----- DATASET ENTRIES -----

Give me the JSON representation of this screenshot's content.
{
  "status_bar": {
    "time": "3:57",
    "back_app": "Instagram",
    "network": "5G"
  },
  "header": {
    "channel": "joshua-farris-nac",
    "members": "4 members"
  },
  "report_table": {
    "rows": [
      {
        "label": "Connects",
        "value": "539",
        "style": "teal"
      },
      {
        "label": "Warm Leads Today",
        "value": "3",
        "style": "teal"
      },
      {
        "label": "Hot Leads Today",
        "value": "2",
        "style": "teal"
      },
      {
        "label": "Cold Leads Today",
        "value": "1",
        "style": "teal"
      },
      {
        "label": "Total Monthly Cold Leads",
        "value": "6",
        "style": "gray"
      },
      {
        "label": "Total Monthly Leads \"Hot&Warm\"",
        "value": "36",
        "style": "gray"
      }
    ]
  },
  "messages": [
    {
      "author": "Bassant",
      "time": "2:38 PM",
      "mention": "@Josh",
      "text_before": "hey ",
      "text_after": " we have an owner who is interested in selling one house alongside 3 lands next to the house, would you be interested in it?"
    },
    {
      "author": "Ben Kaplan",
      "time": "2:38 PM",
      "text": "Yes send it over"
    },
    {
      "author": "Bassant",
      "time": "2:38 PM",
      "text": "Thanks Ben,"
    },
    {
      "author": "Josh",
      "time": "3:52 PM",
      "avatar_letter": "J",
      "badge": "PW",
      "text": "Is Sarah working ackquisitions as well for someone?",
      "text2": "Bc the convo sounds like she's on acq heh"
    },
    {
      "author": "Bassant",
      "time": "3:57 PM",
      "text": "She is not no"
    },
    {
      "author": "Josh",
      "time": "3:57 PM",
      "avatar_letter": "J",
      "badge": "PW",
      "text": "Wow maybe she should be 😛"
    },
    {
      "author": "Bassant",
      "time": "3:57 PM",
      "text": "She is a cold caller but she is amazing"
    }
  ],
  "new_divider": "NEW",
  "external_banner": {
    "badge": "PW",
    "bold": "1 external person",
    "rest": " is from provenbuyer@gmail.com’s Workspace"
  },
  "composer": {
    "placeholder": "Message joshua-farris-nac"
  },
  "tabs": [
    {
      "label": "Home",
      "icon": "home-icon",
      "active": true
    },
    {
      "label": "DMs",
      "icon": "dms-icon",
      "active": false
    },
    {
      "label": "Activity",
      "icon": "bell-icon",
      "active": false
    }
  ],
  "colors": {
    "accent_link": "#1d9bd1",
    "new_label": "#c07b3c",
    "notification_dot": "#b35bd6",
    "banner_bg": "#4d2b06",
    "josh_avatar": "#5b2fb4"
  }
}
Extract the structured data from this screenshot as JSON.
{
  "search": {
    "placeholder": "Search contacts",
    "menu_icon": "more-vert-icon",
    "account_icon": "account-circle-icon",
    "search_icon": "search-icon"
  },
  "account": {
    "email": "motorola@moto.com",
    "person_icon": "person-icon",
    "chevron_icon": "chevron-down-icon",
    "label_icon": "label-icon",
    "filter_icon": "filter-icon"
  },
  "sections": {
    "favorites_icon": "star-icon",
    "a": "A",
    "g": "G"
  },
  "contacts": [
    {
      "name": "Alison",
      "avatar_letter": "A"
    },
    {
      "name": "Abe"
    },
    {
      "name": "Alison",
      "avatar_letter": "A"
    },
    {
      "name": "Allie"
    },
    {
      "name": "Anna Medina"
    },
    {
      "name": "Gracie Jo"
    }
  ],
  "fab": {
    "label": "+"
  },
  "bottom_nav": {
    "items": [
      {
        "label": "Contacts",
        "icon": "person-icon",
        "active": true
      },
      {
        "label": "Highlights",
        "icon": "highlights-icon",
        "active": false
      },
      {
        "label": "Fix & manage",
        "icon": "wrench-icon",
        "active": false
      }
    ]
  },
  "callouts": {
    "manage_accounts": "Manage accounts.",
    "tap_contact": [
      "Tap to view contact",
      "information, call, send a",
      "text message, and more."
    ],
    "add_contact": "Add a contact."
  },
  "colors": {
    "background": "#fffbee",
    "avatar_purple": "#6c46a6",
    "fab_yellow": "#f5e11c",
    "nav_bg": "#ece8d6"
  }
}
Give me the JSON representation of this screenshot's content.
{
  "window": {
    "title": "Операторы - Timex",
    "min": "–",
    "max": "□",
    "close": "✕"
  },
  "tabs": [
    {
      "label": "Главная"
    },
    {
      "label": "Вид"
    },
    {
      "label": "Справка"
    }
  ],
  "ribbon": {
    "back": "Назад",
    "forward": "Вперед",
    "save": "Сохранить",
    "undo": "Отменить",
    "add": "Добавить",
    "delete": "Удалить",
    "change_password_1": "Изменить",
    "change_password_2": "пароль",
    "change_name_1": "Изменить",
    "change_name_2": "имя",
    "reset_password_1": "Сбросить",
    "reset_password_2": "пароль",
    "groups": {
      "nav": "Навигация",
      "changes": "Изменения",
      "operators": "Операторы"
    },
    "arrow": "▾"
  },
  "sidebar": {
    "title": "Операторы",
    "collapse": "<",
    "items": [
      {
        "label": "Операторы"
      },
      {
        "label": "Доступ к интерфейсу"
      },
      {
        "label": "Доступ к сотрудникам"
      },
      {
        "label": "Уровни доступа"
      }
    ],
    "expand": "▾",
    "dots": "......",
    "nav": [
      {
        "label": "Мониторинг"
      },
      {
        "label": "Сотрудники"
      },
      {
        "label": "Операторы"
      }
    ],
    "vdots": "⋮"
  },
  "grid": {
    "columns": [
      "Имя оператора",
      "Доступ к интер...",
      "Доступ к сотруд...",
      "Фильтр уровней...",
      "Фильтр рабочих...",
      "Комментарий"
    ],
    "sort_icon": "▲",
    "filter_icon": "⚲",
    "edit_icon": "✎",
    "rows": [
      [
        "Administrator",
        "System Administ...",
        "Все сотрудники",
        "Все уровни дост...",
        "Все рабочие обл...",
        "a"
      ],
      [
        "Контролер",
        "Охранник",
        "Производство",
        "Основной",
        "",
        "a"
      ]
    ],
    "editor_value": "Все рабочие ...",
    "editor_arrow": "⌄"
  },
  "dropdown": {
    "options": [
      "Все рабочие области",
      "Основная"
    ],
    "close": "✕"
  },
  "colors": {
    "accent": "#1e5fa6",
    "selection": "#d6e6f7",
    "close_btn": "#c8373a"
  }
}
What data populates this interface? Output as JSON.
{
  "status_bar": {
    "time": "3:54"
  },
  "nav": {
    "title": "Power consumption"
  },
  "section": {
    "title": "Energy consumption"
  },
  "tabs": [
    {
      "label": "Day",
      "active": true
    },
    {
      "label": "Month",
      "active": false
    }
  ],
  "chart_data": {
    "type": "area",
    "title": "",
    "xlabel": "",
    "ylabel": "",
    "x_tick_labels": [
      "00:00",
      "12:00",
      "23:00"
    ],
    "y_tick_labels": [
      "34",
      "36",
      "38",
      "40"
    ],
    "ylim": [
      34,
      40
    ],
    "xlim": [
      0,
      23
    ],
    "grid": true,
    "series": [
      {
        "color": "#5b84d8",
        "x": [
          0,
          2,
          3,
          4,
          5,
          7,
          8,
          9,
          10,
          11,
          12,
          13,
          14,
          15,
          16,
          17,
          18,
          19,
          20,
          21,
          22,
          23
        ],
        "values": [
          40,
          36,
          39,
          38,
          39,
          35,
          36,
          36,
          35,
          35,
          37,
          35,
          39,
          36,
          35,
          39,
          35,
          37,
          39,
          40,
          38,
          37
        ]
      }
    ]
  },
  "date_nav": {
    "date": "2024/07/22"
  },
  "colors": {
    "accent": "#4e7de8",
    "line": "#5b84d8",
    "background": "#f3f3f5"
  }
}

-----

INSTRUCTION
Only the lines from the one that contains "What data populates" to the end of the entries above should be given again, exactly and in full.

EXERCISE RESULT
What data populates this interface? Output as JSON.
{
  "status_bar": {
    "time": "3:54"
  },
  "nav": {
    "title": "Power consumption"
  },
  "section": {
    "title": "Energy consumption"
  },
  "tabs": [
    {
      "label": "Day",
      "active": true
    },
    {
      "label": "Month",
      "active": false
    }
  ],
  "chart_data": {
    "type": "area",
    "title": "",
    "xlabel": "",
    "ylabel": "",
    "x_tick_labels": [
      "00:00",
      "12:00",
      "23:00"
    ],
    "y_tick_labels": [
      "34",
      "36",
      "38",
      "40"
    ],
    "ylim": [
      34,
      40
    ],
    "xlim": [
      0,
      23
    ],
    "grid": true,
    "series": [
      {
        "color": "#5b84d8",
        "x": [
          0,
          2,
          3,
          4,
          5,
          7,
          8,
          9,
          10,
          11,
          12,
          13,
          14,
          15,
          16,
          17,
          18,
          19,
          20,
          21,
          22,
          23
        ],
        "values": [
          40,
          36,
          39,
          38,
          39,
          35,
          36,
          36,
          35,
          35,
          37,
          35,
          39,
          36,
          35,
          39,
          35,
          37,
          39,
          40,
          38,
          37
        ]
      }
    ]
  },
  "date_nav": {
    "date": "2024/07/22"
  },
  "colors": {
    "accent": "#4e7de8",
    "line": "#5b84d8",
    "background": "#f3f3f5"
  }
}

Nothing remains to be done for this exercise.